- **Given data**
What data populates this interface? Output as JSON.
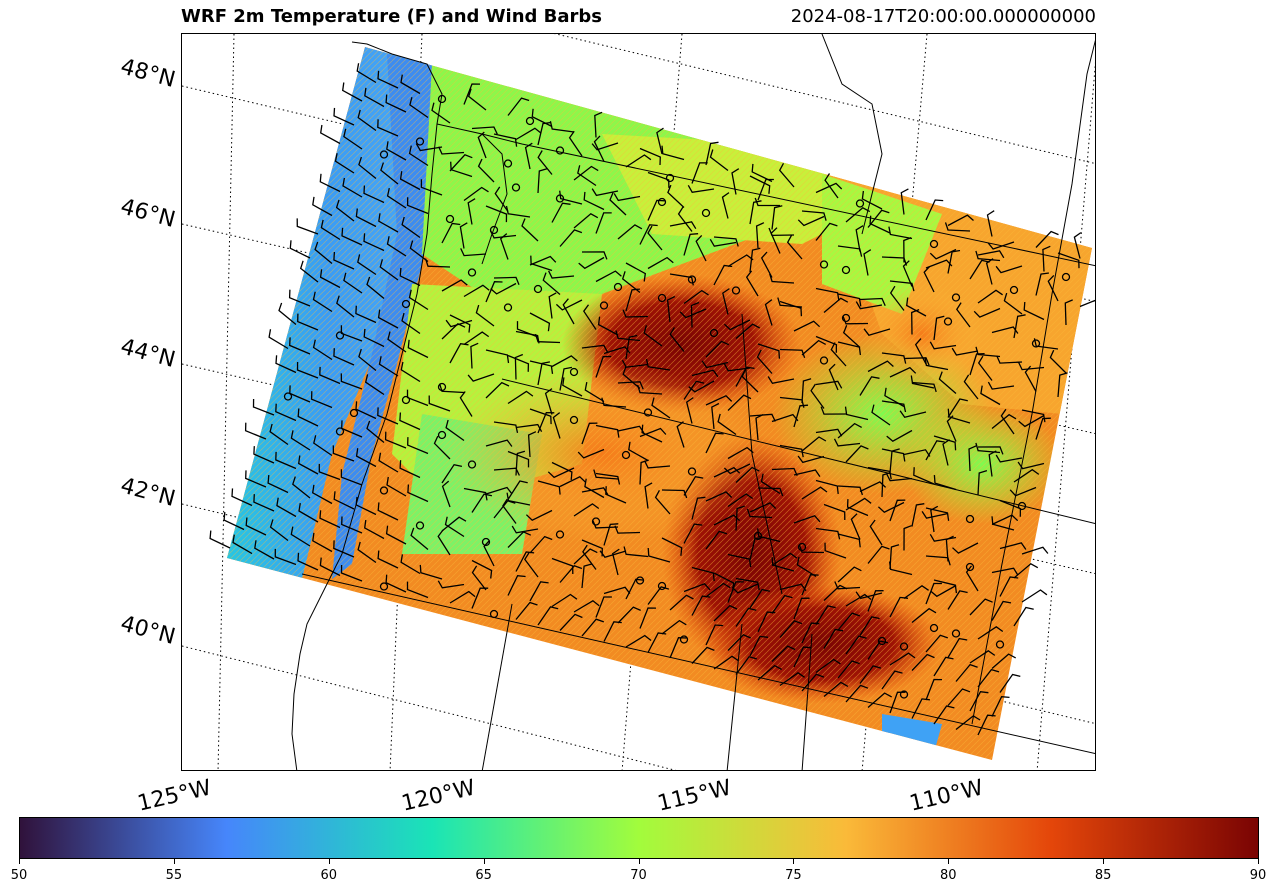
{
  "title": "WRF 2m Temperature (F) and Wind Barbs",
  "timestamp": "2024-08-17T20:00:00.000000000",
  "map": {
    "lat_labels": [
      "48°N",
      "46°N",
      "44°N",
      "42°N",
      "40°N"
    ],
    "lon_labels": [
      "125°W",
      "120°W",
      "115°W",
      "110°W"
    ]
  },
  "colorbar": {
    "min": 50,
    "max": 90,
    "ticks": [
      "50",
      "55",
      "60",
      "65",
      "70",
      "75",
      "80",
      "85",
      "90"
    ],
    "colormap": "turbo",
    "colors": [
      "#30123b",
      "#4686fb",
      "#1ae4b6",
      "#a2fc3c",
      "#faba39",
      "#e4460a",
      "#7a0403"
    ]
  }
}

...

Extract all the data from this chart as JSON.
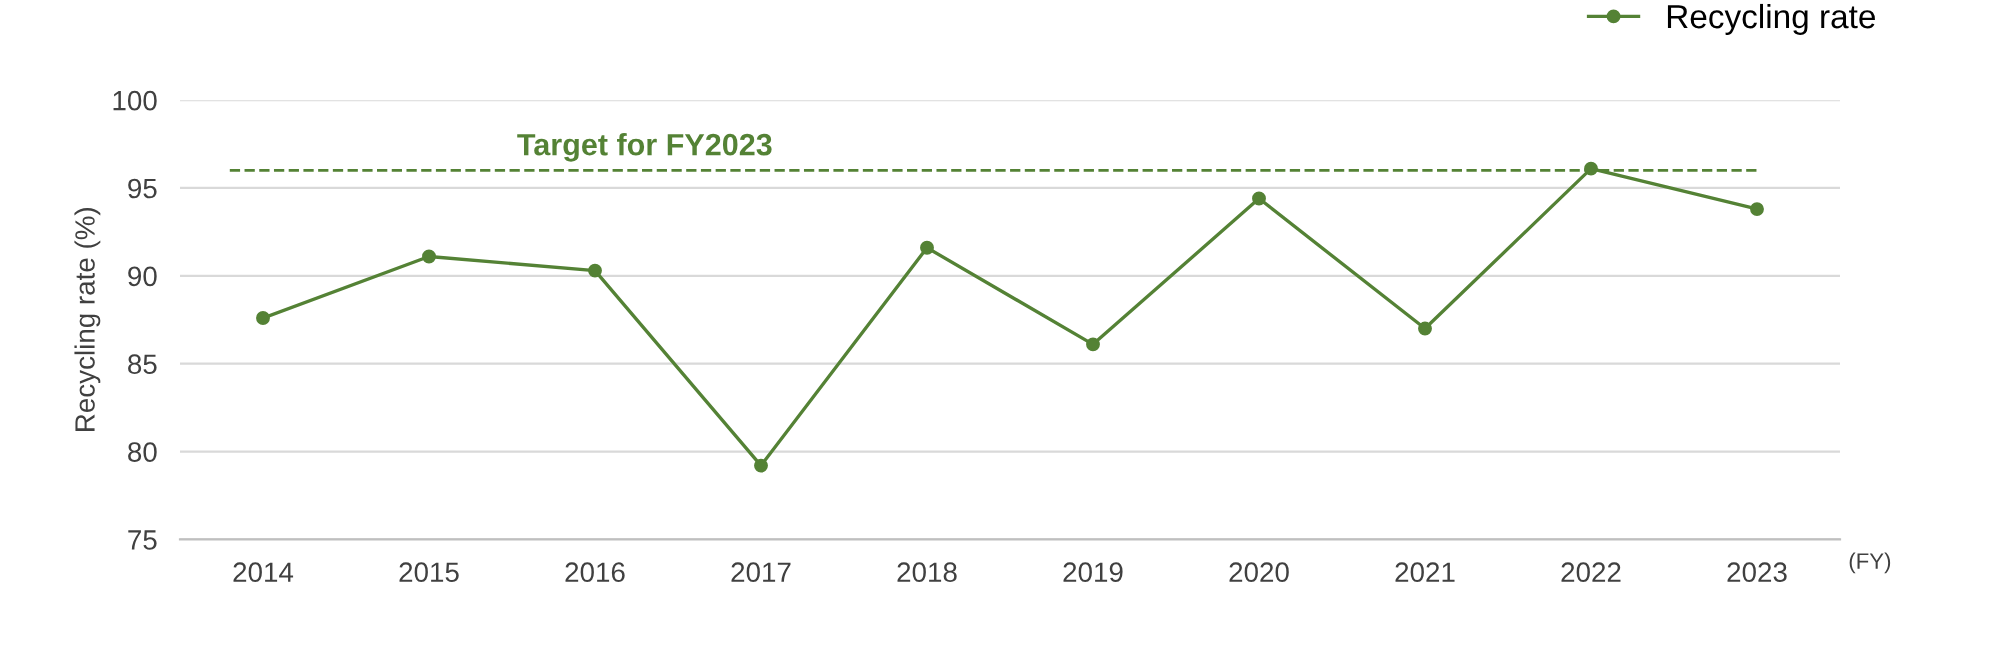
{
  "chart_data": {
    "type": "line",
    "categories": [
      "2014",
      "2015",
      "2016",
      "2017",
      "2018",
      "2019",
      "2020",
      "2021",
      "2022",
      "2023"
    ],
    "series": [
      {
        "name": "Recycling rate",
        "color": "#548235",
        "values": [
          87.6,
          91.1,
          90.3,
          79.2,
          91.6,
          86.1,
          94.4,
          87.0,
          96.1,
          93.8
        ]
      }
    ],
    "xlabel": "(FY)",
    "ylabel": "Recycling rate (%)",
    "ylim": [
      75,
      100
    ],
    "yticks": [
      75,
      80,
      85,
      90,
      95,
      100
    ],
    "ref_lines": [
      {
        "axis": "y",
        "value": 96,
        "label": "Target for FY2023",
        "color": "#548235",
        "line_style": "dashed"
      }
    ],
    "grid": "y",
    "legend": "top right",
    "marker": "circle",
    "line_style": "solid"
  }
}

- **What is required**
From the data above, copy out every line with the string "rate" in it.

- **Task output**
        "name": "Recycling rate",
    "ylabel": "Recycling rate (%)",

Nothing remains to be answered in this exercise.